Skip the images and copy each record exactly as written.

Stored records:
+-------+

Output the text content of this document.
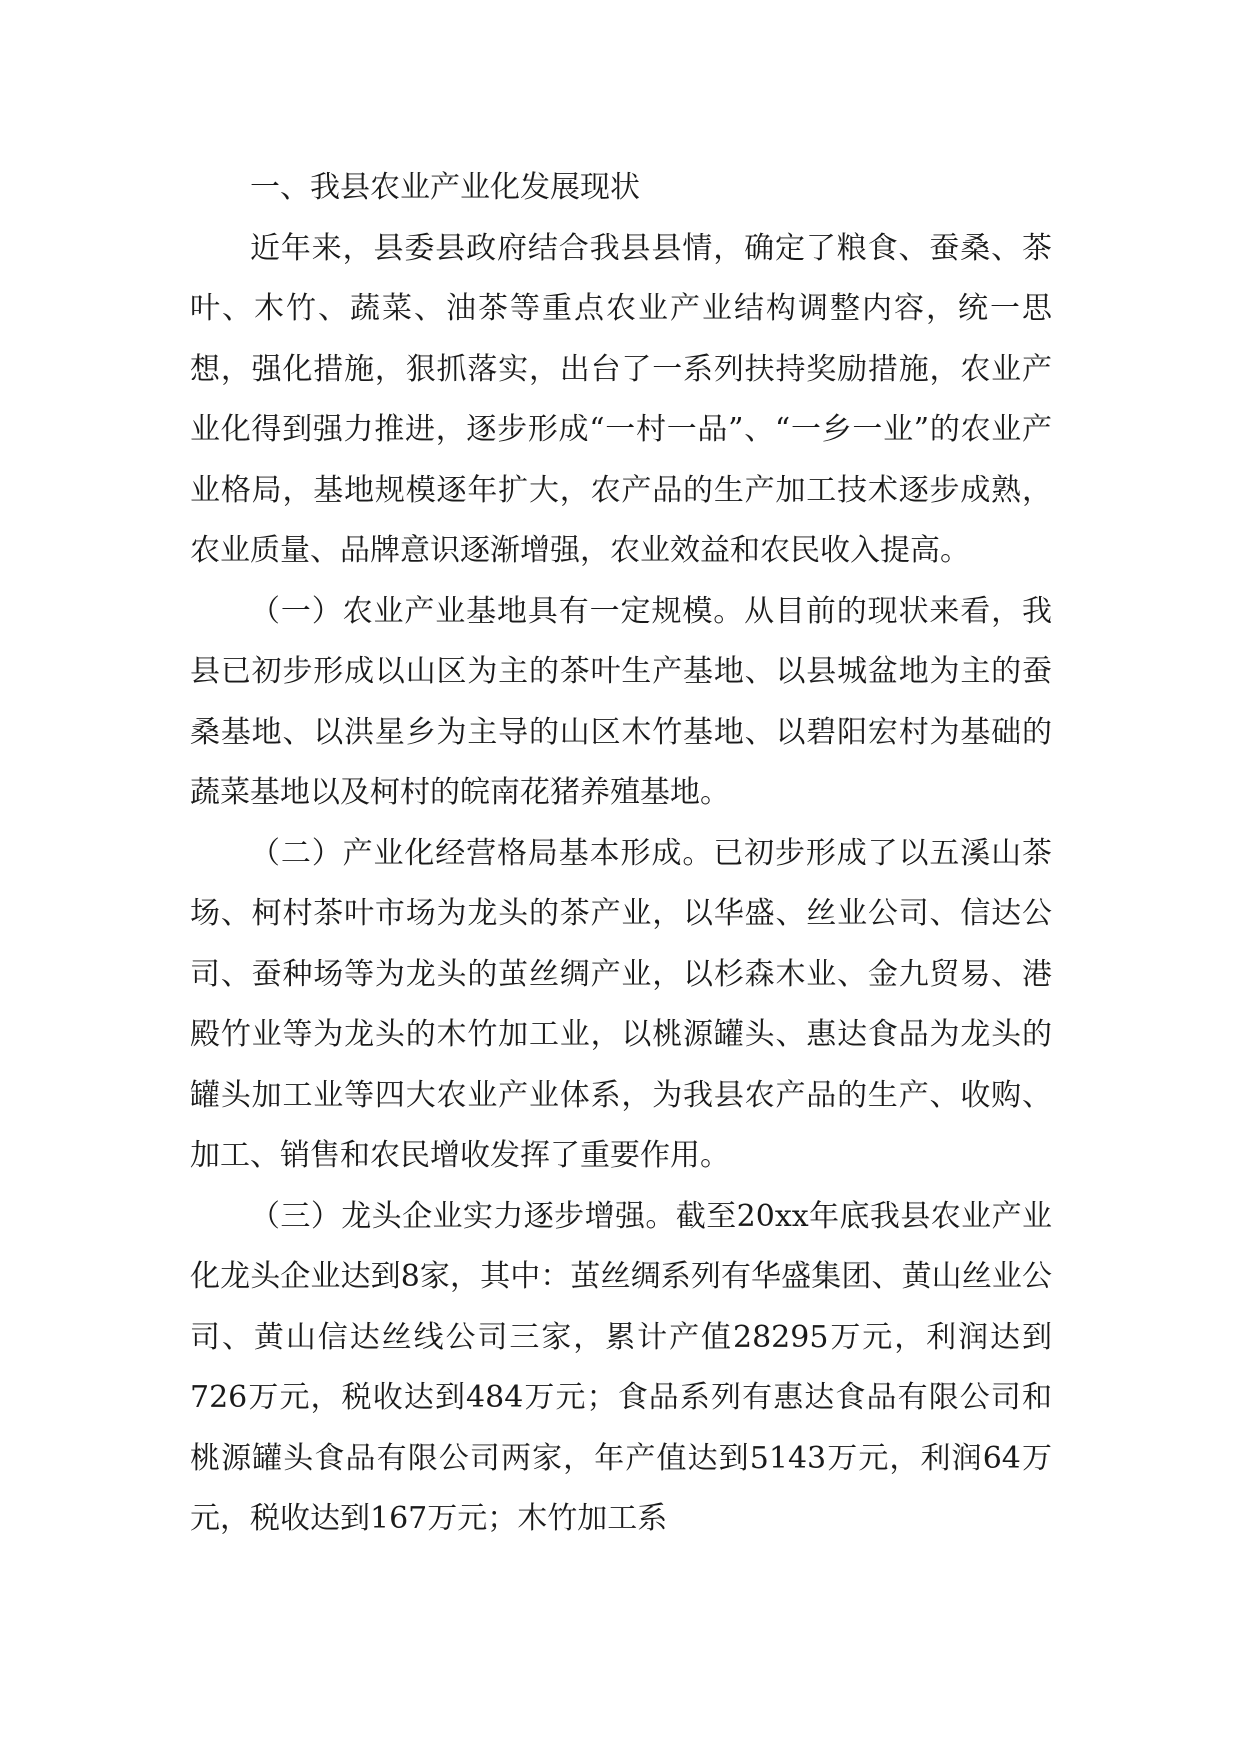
一、我县农业产业化发展现状

近年来，县委县政府结合我县县情，确定了粮食、蚕桑、茶叶、木竹、蔬菜、油茶等重点农业产业结构调整内容，统一思想，强化措施，狠抓落实，出台了一系列扶持奖励措施，农业产业化得到强力推进，逐步形成“一村一品”、“一乡一业”的农业产业格局，基地规模逐年扩大，农产品的生产加工技术逐步成熟，农业质量、品牌意识逐渐增强，农业效益和农民收入提高。

（一）农业产业基地具有一定规模。从目前的现状来看，我县已初步形成以山区为主的茶叶生产基地、以县城盆地为主的蚕桑基地、以洪星乡为主导的山区木竹基地、以碧阳宏村为基础的蔬菜基地以及柯村的皖南花猪养殖基地。

（二）产业化经营格局基本形成。已初步形成了以五溪山茶场、柯村茶叶市场为龙头的茶产业，以华盛、丝业公司、信达公司、蚕种场等为龙头的茧丝绸产业，以杉森木业、金九贸易、港殿竹业等为龙头的木竹加工业，以桃源罐头、惠达食品为龙头的罐头加工业等四大农业产业体系，为我县农产品的生产、收购、加工、销售和农民增收发挥了重要作用。

（三）龙头企业实力逐步增强。截至20xx年底我县农业产业化龙头企业达到8家，其中：茧丝绸系列有华盛集团、黄山丝业公司、黄山信达丝线公司三家，累计产值28295万元，利润达到726万元，税收达到484万元；食品系列有惠达食品有限公司和桃源罐头食品有限公司两家，年产值达到5143万元，利润64万元，税收达到167万元；木竹加工系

+-------+

## Final answer
Output the text content of this document.
一、我县农业产业化发展现状

近年来，县委县政府结合我县县情，确定了粮食、蚕桑、茶叶、木竹、蔬菜、油茶等重点农业产业结构调整内容，统一思想，强化措施，狠抓落实，出台了一系列扶持奖励措施，农业产业化得到强力推进，逐步形成“一村一品”、“一乡一业”的农业产业格局，基地规模逐年扩大，农产品的生产加工技术逐步成熟，农业质量、品牌意识逐渐增强，农业效益和农民收入提高。

（一）农业产业基地具有一定规模。从目前的现状来看，我县已初步形成以山区为主的茶叶生产基地、以县城盆地为主的蚕桑基地、以洪星乡为主导的山区木竹基地、以碧阳宏村为基础的蔬菜基地以及柯村的皖南花猪养殖基地。

（二）产业化经营格局基本形成。已初步形成了以五溪山茶场、柯村茶叶市场为龙头的茶产业，以华盛、丝业公司、信达公司、蚕种场等为龙头的茧丝绸产业，以杉森木业、金九贸易、港殿竹业等为龙头的木竹加工业，以桃源罐头、惠达食品为龙头的罐头加工业等四大农业产业体系，为我县农产品的生产、收购、加工、销售和农民增收发挥了重要作用。

（三）龙头企业实力逐步增强。截至20xx年底我县农业产业化龙头企业达到8家，其中：茧丝绸系列有华盛集团、黄山丝业公司、黄山信达丝线公司三家，累计产值28295万元，利润达到726万元，税收达到484万元；食品系列有惠达食品有限公司和桃源罐头食品有限公司两家，年产值达到5143万元，利润64万元，税收达到167万元；木竹加工系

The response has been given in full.